■ Short problem
Copy out all lines that hold "colorbar".

★ ★ ★ ★ ★

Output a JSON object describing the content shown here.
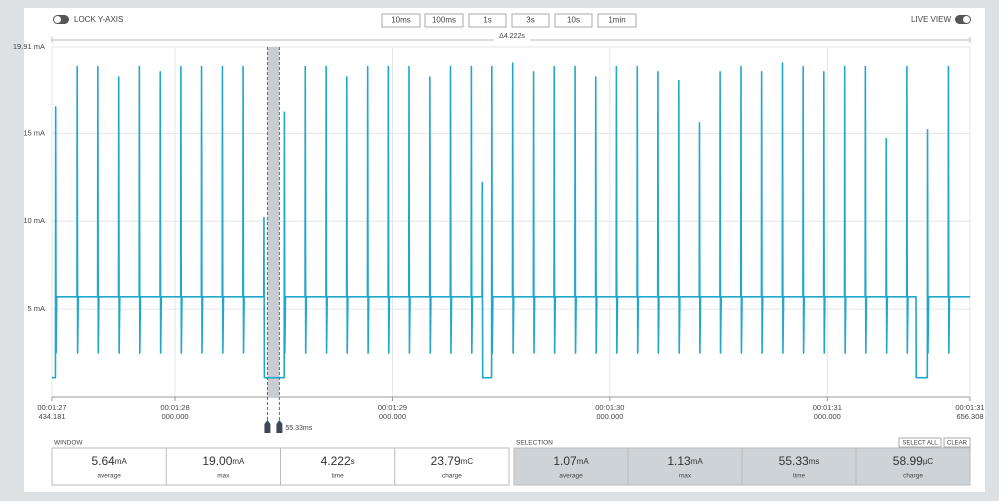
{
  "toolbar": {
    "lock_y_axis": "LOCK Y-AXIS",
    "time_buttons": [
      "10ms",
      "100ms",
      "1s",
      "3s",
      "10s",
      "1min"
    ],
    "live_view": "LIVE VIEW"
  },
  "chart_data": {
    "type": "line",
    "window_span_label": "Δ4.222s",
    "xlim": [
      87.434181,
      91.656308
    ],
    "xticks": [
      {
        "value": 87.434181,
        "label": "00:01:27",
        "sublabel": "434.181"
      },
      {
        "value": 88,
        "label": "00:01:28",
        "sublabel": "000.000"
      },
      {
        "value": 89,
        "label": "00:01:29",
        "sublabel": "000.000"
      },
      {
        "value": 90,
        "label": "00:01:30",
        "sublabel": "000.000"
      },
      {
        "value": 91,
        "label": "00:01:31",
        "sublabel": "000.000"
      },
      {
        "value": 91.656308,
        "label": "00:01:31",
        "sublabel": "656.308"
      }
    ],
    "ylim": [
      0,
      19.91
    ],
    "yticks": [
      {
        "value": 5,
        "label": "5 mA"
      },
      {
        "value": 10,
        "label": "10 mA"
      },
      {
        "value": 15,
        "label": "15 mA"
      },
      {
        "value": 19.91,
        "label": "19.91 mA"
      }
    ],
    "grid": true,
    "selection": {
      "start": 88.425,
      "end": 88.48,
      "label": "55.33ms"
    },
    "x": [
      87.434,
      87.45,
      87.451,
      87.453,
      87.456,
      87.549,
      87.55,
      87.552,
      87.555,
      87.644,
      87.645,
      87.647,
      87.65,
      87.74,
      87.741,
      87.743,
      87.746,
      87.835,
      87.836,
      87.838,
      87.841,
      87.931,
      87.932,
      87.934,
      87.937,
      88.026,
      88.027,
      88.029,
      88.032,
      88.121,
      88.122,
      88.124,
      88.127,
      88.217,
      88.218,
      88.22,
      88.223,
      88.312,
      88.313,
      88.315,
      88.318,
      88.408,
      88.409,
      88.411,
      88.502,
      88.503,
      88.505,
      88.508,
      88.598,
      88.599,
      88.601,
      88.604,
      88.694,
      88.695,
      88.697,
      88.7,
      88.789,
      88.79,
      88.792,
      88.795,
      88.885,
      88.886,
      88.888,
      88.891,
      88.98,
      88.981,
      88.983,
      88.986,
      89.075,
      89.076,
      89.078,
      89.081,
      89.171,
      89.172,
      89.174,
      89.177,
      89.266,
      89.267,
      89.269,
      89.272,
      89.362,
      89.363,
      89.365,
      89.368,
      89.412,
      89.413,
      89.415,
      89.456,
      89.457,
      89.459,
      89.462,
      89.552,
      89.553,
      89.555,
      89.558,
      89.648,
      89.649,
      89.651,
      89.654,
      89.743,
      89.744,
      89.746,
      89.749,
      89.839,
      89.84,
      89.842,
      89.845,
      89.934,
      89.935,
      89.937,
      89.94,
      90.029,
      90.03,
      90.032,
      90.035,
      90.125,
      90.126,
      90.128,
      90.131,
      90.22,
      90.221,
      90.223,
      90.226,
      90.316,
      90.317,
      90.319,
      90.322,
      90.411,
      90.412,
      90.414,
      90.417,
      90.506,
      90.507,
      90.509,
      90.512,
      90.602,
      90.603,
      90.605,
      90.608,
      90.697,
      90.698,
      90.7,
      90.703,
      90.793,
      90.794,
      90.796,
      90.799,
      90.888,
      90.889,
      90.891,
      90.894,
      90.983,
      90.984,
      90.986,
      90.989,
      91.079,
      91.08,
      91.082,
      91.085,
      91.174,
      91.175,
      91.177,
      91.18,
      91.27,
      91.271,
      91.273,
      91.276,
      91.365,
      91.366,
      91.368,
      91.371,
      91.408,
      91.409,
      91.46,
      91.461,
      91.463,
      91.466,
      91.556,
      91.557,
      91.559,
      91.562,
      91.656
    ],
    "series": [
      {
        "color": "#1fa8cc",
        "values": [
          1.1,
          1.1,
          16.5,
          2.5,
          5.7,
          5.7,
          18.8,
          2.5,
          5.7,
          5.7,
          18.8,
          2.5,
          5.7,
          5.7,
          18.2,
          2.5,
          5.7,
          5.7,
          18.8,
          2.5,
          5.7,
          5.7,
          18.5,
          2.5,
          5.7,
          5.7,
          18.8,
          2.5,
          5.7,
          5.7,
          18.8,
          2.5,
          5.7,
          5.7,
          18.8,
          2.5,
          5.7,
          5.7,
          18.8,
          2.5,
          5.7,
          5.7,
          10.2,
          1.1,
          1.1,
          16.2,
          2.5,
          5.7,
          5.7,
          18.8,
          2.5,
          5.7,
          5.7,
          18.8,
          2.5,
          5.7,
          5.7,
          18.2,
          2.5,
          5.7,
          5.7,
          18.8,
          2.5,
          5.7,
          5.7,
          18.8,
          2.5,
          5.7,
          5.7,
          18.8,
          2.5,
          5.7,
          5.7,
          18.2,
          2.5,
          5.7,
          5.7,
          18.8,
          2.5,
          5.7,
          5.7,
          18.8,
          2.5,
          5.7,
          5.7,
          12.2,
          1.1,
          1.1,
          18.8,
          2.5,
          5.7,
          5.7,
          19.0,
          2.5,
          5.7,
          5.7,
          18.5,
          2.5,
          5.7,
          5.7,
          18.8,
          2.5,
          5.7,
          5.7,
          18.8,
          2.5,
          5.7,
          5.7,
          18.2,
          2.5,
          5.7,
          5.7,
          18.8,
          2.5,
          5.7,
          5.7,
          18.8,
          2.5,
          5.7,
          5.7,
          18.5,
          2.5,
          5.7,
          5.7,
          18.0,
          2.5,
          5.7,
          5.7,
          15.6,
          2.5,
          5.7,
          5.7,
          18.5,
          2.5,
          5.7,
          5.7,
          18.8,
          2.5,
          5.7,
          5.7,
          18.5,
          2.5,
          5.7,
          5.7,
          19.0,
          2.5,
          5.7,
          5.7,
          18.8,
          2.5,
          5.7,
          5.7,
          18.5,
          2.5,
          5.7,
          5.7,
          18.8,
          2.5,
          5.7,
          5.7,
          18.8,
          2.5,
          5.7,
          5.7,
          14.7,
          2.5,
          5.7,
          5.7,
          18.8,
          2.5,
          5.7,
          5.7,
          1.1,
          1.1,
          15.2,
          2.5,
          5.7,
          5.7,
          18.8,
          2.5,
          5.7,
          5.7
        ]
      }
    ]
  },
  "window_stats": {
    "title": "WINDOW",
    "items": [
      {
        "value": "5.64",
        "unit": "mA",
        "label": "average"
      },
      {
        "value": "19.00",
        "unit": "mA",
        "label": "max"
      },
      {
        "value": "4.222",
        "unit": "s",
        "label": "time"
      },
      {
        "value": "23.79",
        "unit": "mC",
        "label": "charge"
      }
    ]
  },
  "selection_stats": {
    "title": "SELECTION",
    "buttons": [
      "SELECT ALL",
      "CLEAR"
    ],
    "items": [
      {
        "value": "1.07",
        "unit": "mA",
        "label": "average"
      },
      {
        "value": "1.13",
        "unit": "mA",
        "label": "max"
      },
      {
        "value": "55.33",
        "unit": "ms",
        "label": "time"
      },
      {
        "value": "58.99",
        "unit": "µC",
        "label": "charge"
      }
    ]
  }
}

★ ★ ★ ★ ★

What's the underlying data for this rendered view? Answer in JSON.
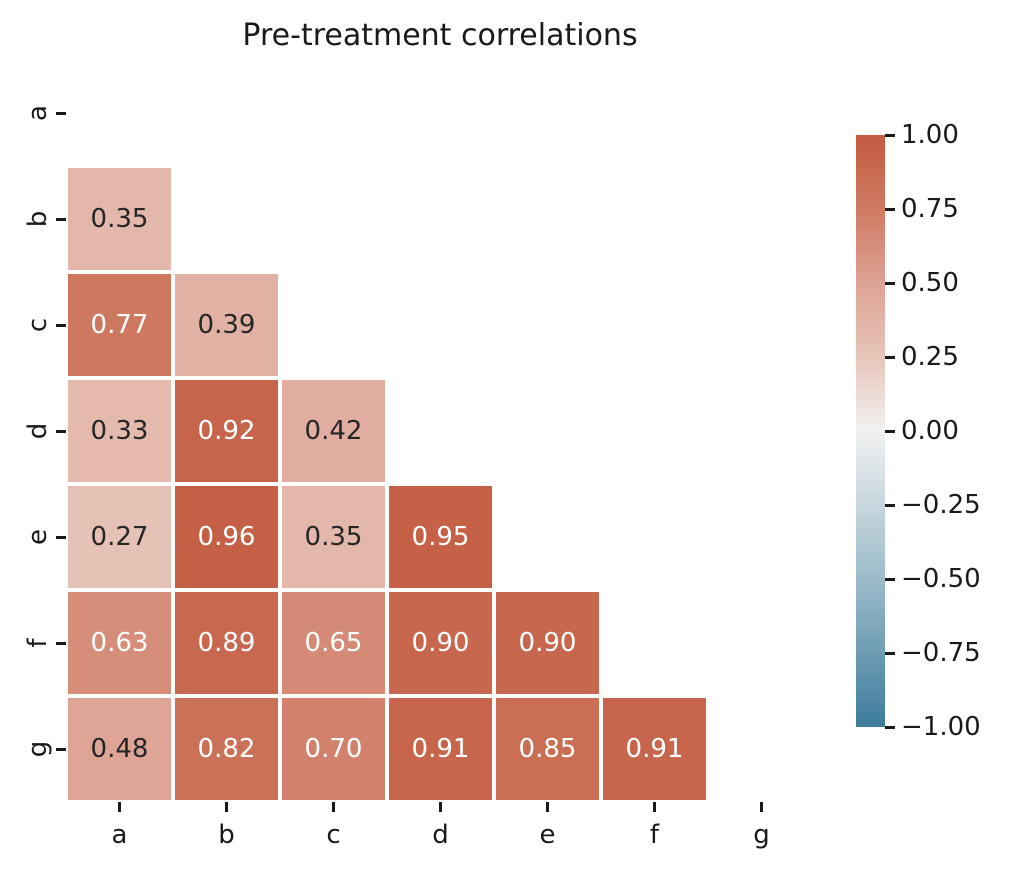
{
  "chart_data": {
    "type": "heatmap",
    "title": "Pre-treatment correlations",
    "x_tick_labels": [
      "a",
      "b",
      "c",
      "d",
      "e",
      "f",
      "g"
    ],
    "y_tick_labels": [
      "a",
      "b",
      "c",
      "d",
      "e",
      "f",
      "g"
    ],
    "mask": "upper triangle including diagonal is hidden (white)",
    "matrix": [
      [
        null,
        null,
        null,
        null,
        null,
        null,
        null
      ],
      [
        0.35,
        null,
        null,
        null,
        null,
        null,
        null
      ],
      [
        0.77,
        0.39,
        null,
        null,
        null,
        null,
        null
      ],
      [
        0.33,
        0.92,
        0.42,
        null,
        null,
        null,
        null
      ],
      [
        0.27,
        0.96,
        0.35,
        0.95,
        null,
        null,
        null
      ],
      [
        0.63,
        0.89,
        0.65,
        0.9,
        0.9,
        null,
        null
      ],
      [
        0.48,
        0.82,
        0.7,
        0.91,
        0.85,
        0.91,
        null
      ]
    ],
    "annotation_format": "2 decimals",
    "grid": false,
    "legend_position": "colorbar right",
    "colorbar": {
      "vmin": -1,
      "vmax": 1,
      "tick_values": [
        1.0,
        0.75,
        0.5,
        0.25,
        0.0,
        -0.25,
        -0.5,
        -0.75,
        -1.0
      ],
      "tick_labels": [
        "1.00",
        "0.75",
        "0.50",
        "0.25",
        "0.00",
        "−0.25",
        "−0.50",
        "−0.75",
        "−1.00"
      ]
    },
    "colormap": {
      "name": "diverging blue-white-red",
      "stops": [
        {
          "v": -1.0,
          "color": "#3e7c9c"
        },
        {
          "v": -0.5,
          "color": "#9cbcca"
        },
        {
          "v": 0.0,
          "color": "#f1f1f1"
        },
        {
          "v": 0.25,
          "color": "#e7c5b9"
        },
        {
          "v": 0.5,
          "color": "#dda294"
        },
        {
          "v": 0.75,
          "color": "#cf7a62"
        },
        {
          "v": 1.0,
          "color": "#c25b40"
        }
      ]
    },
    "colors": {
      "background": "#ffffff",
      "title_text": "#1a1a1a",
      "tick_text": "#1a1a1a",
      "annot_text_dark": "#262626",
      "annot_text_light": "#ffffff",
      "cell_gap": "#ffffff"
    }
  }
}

★ ★ ★ ★ ★

■ Solution for this problem
    "legend_position": "colorbar right",
    "colorbar": {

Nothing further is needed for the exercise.